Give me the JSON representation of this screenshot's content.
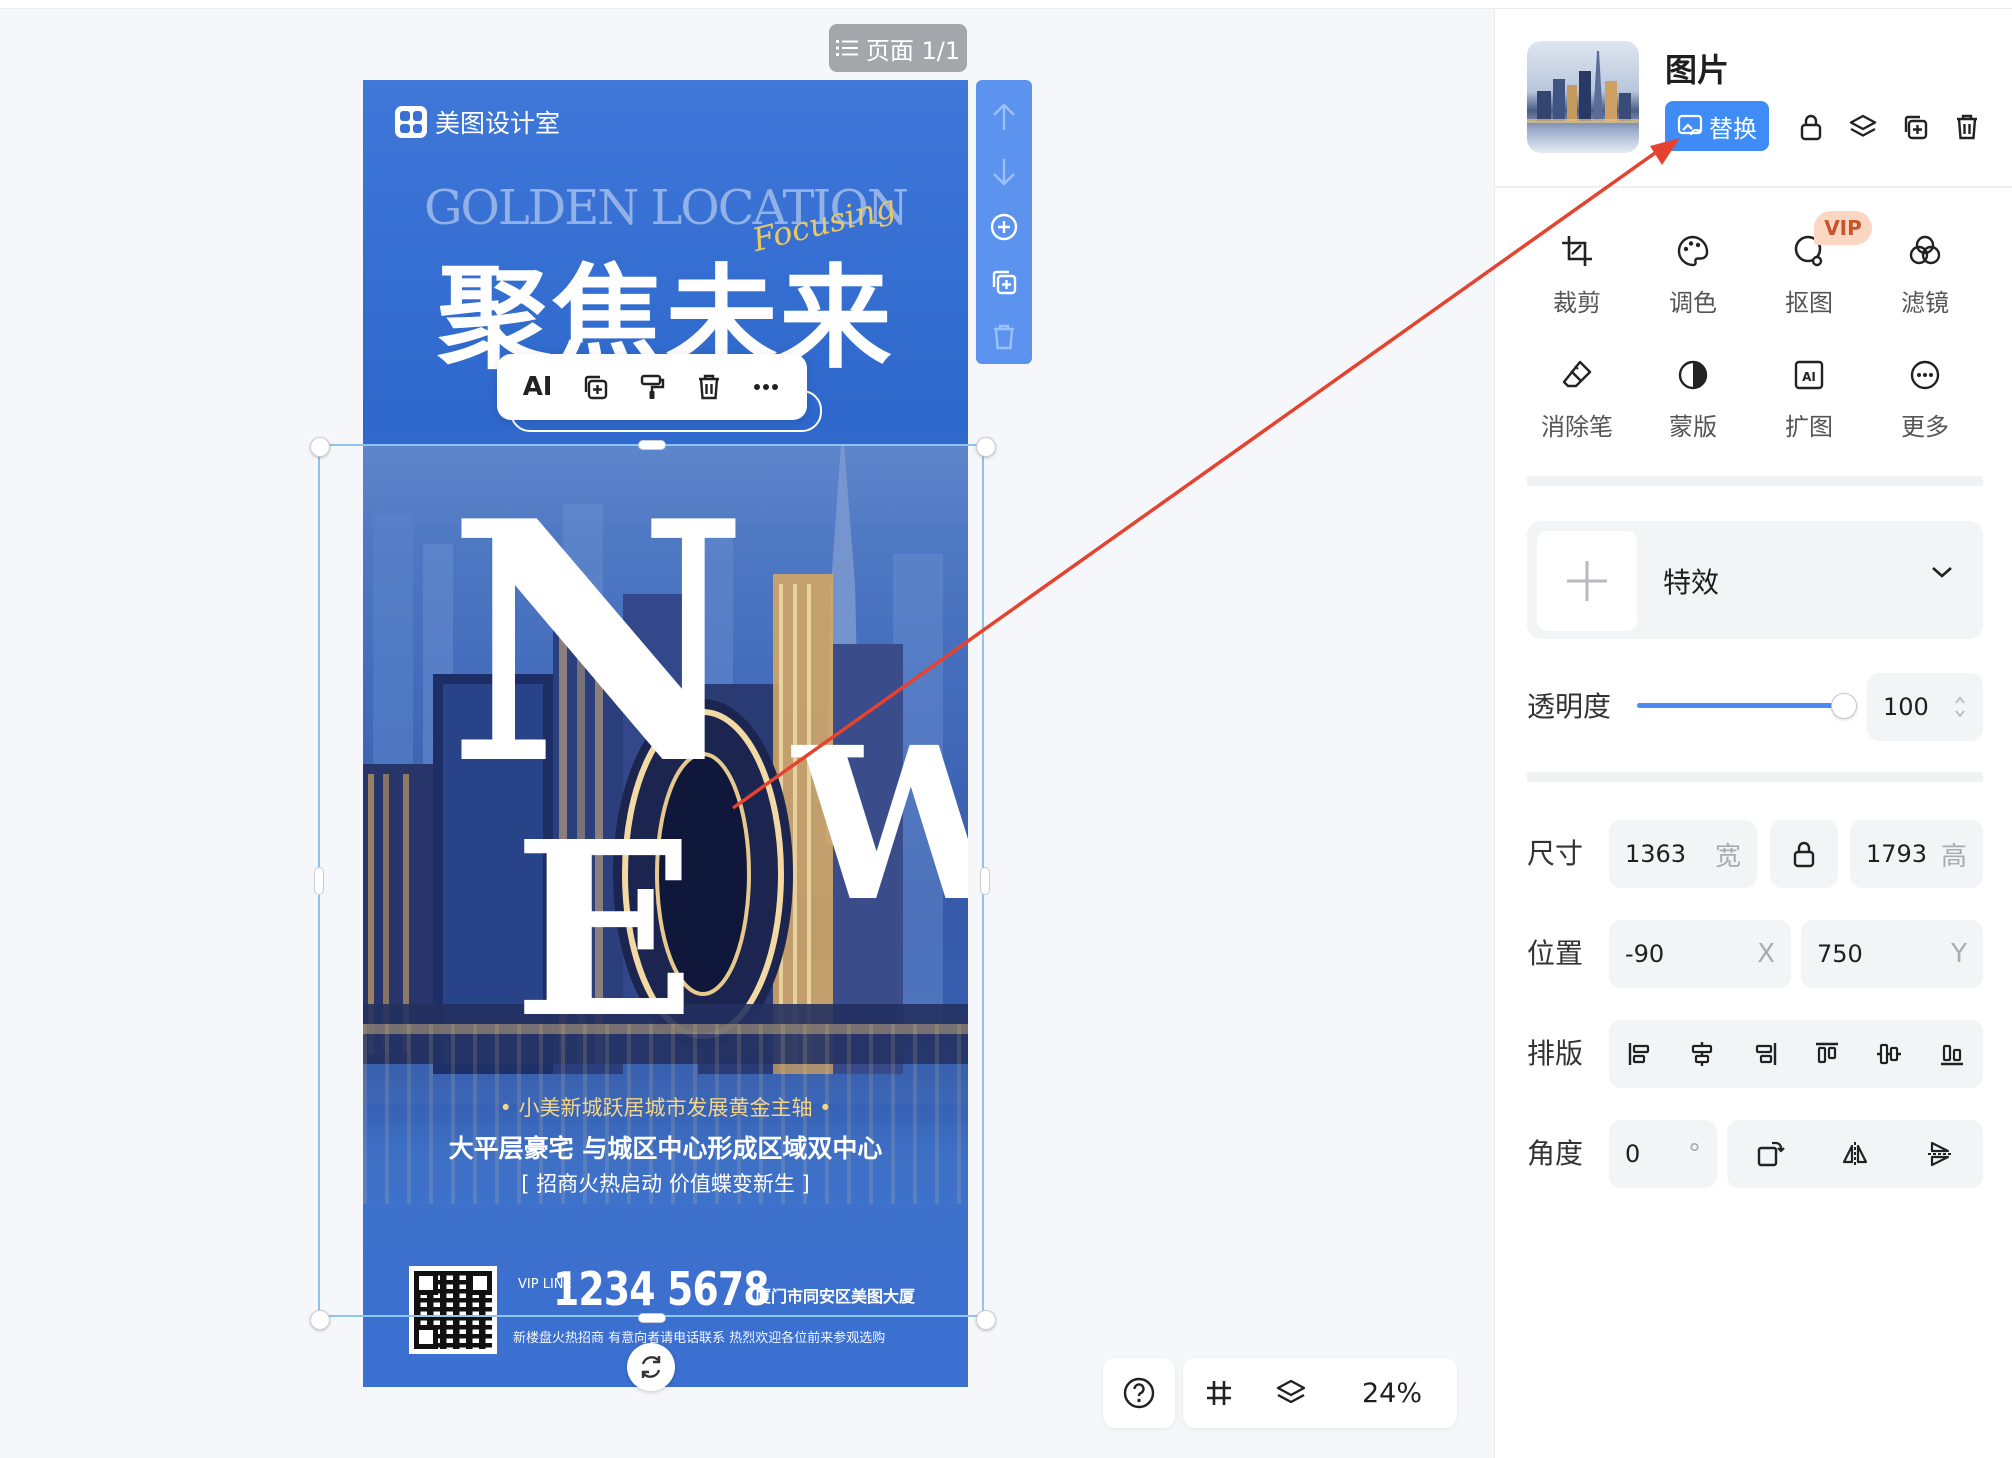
{
  "page_indicator": "页面 1/1",
  "poster": {
    "brand": "美图设计室",
    "golden": "GOLDEN LOCATION",
    "focusing": "Focusing",
    "headline": "聚焦未来",
    "letters": {
      "n": "N",
      "e": "E",
      "w": "W"
    },
    "tagline1": "• 小美新城跃居城市发展黄金主轴 •",
    "tagline2": "大平层豪宅 与城区中心形成区域双中心",
    "tagline3": "[ 招商火热启动 价值蝶变新生 ]",
    "vip_line": "VIP LINE",
    "phone": "1234 5678",
    "address": "厦门市同安区美图大厦",
    "footer": "新楼盘火热招商 有意向者请电话联系 热烈欢迎各位前来参观选购"
  },
  "element_toolbar": {
    "ai_label": "AI"
  },
  "zoom": {
    "level": "24%"
  },
  "panel": {
    "title": "图片",
    "replace_label": "替换",
    "tools": [
      {
        "label": "裁剪",
        "icon": "crop-icon"
      },
      {
        "label": "调色",
        "icon": "palette-icon"
      },
      {
        "label": "抠图",
        "icon": "cutout-icon"
      },
      {
        "label": "滤镜",
        "icon": "filter-icon"
      },
      {
        "label": "消除笔",
        "icon": "eraser-icon"
      },
      {
        "label": "蒙版",
        "icon": "mask-icon"
      },
      {
        "label": "扩图",
        "icon": "expand-icon"
      },
      {
        "label": "更多",
        "icon": "more-icon"
      }
    ],
    "vip_badge": "VIP",
    "effect_label": "特效",
    "opacity": {
      "label": "透明度",
      "value": "100",
      "fraction": 1.0
    },
    "size": {
      "label": "尺寸",
      "width": "1363",
      "width_unit": "宽",
      "height": "1793",
      "height_unit": "高"
    },
    "position": {
      "label": "位置",
      "x": "-90",
      "x_unit": "X",
      "y": "750",
      "y_unit": "Y"
    },
    "layout_label": "排版",
    "angle": {
      "label": "角度",
      "value": "0",
      "unit": "°"
    }
  },
  "colors": {
    "accent": "#3f8cf7",
    "poster_blue": "#3a72d6",
    "annotation_arrow": "#e5432f"
  }
}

* **Task brief**: Nothing but the pictures may be dropped; output the records above exactly.

* **Result below**:
Give me the JSON representation of this screenshot's content.
{
  "page_indicator": "页面 1/1",
  "poster": {
    "brand": "美图设计室",
    "golden": "GOLDEN LOCATION",
    "focusing": "Focusing",
    "headline": "聚焦未来",
    "letters": {
      "n": "N",
      "e": "E",
      "w": "W"
    },
    "tagline1": "• 小美新城跃居城市发展黄金主轴 •",
    "tagline2": "大平层豪宅 与城区中心形成区域双中心",
    "tagline3": "[ 招商火热启动 价值蝶变新生 ]",
    "vip_line": "VIP LINE",
    "phone": "1234 5678",
    "address": "厦门市同安区美图大厦",
    "footer": "新楼盘火热招商 有意向者请电话联系 热烈欢迎各位前来参观选购"
  },
  "element_toolbar": {
    "ai_label": "AI"
  },
  "zoom": {
    "level": "24%"
  },
  "panel": {
    "title": "图片",
    "replace_label": "替换",
    "tools": [
      {
        "label": "裁剪",
        "icon": "crop-icon"
      },
      {
        "label": "调色",
        "icon": "palette-icon"
      },
      {
        "label": "抠图",
        "icon": "cutout-icon"
      },
      {
        "label": "滤镜",
        "icon": "filter-icon"
      },
      {
        "label": "消除笔",
        "icon": "eraser-icon"
      },
      {
        "label": "蒙版",
        "icon": "mask-icon"
      },
      {
        "label": "扩图",
        "icon": "expand-icon"
      },
      {
        "label": "更多",
        "icon": "more-icon"
      }
    ],
    "vip_badge": "VIP",
    "effect_label": "特效",
    "opacity": {
      "label": "透明度",
      "value": "100",
      "fraction": 1.0
    },
    "size": {
      "label": "尺寸",
      "width": "1363",
      "width_unit": "宽",
      "height": "1793",
      "height_unit": "高"
    },
    "position": {
      "label": "位置",
      "x": "-90",
      "x_unit": "X",
      "y": "750",
      "y_unit": "Y"
    },
    "layout_label": "排版",
    "angle": {
      "label": "角度",
      "value": "0",
      "unit": "°"
    }
  },
  "colors": {
    "accent": "#3f8cf7",
    "poster_blue": "#3a72d6",
    "annotation_arrow": "#e5432f"
  }
}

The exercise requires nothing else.